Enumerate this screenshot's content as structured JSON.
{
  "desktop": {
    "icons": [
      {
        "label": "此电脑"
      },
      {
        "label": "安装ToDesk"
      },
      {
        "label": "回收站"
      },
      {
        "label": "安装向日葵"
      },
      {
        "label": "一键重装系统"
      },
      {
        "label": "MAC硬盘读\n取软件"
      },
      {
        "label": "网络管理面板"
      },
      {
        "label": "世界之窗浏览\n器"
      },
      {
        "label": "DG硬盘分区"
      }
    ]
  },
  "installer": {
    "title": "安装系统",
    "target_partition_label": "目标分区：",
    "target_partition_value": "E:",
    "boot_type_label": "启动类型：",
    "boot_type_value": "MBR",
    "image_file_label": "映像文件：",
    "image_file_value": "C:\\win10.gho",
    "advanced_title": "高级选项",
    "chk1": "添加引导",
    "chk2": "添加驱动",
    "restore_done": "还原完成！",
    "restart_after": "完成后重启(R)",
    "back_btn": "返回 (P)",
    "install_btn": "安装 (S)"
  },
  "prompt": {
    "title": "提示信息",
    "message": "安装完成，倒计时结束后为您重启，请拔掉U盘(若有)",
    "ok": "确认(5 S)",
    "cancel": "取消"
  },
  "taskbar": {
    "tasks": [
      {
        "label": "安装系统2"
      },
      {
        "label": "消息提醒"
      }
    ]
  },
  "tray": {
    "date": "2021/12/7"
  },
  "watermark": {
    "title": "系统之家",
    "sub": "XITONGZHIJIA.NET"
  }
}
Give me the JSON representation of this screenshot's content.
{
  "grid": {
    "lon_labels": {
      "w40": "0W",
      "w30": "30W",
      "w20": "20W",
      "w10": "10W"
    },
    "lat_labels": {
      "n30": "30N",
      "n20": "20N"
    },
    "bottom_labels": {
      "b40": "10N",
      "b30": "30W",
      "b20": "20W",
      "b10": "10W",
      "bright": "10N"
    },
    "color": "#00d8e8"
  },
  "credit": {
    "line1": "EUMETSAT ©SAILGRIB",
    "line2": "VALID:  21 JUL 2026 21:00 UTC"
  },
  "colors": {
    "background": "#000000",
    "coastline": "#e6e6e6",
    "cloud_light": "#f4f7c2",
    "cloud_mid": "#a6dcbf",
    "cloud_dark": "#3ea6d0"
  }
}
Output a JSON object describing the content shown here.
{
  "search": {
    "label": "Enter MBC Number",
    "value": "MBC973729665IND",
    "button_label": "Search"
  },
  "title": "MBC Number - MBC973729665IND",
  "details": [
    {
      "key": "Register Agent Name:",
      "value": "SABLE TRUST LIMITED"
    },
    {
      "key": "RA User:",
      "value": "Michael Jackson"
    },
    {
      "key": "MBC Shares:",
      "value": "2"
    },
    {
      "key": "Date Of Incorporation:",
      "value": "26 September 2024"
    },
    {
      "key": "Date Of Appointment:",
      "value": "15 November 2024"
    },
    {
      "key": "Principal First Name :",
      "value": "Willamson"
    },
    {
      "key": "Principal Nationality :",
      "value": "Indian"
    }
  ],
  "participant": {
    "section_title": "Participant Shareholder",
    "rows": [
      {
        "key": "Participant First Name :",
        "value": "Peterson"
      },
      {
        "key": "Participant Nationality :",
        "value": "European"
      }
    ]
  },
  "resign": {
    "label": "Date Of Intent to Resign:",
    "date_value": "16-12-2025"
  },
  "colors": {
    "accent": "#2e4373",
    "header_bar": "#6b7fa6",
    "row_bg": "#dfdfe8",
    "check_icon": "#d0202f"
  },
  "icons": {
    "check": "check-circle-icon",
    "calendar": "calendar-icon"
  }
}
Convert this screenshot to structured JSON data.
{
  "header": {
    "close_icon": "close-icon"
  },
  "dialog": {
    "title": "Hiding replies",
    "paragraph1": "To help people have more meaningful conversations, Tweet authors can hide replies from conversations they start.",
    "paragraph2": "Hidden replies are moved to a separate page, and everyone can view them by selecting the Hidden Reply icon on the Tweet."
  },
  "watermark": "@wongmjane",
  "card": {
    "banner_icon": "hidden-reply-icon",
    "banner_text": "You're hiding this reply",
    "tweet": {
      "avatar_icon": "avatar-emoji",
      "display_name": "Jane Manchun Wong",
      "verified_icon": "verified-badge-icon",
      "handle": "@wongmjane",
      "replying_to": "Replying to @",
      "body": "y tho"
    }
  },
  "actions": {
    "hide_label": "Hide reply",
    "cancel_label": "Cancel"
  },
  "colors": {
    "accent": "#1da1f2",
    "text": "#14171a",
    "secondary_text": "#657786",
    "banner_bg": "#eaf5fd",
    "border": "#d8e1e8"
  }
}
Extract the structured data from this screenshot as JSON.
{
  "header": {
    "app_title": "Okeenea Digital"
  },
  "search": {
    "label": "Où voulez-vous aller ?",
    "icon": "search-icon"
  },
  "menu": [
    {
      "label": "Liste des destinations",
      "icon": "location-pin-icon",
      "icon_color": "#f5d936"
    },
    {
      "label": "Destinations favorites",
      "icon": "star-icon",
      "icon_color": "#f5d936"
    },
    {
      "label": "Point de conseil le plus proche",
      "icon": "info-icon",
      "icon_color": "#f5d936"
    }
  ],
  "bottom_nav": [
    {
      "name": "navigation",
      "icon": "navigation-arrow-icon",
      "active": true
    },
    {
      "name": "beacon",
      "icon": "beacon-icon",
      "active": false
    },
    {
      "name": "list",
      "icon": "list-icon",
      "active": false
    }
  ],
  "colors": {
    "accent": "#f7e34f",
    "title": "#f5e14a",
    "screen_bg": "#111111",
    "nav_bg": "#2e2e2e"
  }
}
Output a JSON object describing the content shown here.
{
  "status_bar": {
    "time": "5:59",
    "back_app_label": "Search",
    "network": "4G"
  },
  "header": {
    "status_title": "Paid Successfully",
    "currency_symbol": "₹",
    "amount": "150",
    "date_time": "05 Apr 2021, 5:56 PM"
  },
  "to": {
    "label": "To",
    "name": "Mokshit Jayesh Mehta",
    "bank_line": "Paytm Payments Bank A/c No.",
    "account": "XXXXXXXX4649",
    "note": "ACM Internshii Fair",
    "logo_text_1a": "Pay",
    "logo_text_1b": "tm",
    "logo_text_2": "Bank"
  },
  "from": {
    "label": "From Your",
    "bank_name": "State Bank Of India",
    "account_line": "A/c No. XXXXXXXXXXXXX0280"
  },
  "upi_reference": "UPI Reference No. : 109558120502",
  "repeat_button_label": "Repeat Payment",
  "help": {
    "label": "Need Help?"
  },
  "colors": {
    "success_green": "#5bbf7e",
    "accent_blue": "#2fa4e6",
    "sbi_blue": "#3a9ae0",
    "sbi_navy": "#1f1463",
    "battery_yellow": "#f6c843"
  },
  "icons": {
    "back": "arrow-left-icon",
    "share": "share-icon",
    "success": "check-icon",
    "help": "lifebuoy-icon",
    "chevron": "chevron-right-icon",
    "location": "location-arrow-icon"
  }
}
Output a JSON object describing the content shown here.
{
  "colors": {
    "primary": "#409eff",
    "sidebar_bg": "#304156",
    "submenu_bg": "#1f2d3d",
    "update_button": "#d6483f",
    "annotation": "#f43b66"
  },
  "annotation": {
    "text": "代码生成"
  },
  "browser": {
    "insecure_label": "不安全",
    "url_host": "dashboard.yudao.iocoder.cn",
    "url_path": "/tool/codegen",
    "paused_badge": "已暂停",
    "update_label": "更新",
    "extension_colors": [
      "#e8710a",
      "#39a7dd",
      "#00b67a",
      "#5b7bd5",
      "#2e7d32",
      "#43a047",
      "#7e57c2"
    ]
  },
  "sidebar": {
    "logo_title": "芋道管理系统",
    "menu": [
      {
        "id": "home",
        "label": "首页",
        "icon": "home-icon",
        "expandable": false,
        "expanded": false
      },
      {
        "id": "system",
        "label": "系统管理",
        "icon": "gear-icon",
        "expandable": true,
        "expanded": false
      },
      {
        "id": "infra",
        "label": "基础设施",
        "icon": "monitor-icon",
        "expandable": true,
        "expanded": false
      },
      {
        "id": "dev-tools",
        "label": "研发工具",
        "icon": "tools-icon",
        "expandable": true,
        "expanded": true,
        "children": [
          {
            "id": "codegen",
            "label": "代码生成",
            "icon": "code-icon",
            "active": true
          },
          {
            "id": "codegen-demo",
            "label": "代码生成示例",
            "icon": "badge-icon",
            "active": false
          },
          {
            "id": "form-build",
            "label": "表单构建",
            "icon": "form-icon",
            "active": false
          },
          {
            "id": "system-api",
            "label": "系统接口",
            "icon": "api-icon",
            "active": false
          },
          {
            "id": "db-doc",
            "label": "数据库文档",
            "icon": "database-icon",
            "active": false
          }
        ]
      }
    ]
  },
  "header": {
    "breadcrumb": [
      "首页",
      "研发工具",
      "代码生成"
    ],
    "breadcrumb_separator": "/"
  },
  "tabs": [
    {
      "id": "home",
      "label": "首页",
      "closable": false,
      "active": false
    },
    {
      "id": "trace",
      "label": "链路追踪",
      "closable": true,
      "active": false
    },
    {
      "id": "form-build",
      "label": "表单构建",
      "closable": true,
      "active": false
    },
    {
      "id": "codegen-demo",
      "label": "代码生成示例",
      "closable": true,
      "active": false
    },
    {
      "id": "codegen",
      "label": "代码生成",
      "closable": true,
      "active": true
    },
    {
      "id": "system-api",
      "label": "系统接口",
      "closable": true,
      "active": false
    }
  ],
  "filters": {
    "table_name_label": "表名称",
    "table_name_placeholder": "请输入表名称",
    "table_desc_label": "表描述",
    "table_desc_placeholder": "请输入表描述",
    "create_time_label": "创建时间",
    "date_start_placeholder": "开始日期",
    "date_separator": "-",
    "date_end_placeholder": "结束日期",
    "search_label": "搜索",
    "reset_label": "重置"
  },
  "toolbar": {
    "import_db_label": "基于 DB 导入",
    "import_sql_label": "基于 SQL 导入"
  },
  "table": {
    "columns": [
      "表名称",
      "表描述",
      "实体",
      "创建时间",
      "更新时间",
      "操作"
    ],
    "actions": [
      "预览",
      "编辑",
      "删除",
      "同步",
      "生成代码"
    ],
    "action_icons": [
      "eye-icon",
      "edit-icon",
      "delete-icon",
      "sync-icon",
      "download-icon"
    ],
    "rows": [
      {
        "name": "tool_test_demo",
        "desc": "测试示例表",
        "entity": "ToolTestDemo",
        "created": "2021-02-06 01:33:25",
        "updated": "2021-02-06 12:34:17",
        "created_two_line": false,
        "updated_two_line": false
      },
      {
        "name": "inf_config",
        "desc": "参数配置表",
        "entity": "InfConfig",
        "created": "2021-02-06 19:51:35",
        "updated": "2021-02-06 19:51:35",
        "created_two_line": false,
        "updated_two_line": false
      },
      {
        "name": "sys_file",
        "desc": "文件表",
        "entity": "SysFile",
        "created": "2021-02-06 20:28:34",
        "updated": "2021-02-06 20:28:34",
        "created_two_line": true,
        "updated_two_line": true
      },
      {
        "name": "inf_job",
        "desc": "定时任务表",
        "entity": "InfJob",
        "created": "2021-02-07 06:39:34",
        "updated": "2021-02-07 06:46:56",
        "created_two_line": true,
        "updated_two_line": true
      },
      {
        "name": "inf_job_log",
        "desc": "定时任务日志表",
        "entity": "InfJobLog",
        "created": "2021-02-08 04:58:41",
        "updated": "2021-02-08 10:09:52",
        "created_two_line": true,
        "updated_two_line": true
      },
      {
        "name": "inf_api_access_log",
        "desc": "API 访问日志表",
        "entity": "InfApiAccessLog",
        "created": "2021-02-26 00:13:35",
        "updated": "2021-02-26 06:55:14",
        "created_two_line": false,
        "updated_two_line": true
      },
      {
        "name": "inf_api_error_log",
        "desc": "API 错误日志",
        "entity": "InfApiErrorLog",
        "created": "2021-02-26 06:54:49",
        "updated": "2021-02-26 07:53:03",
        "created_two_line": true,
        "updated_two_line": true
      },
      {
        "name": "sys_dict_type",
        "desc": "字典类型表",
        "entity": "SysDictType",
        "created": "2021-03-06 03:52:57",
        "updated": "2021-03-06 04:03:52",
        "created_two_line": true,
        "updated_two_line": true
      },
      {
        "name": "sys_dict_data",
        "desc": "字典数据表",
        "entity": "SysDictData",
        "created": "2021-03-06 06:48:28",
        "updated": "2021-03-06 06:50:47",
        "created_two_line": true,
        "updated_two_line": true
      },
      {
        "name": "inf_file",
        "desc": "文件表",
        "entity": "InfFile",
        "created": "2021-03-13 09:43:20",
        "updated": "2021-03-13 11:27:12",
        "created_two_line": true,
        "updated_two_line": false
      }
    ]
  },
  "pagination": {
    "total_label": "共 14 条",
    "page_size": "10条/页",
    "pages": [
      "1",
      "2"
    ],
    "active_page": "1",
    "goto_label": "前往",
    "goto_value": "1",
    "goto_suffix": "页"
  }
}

======

* What needs to be done
Of the lines in the material above, state how many contain the string "this"; give no other text.

* Written solution
5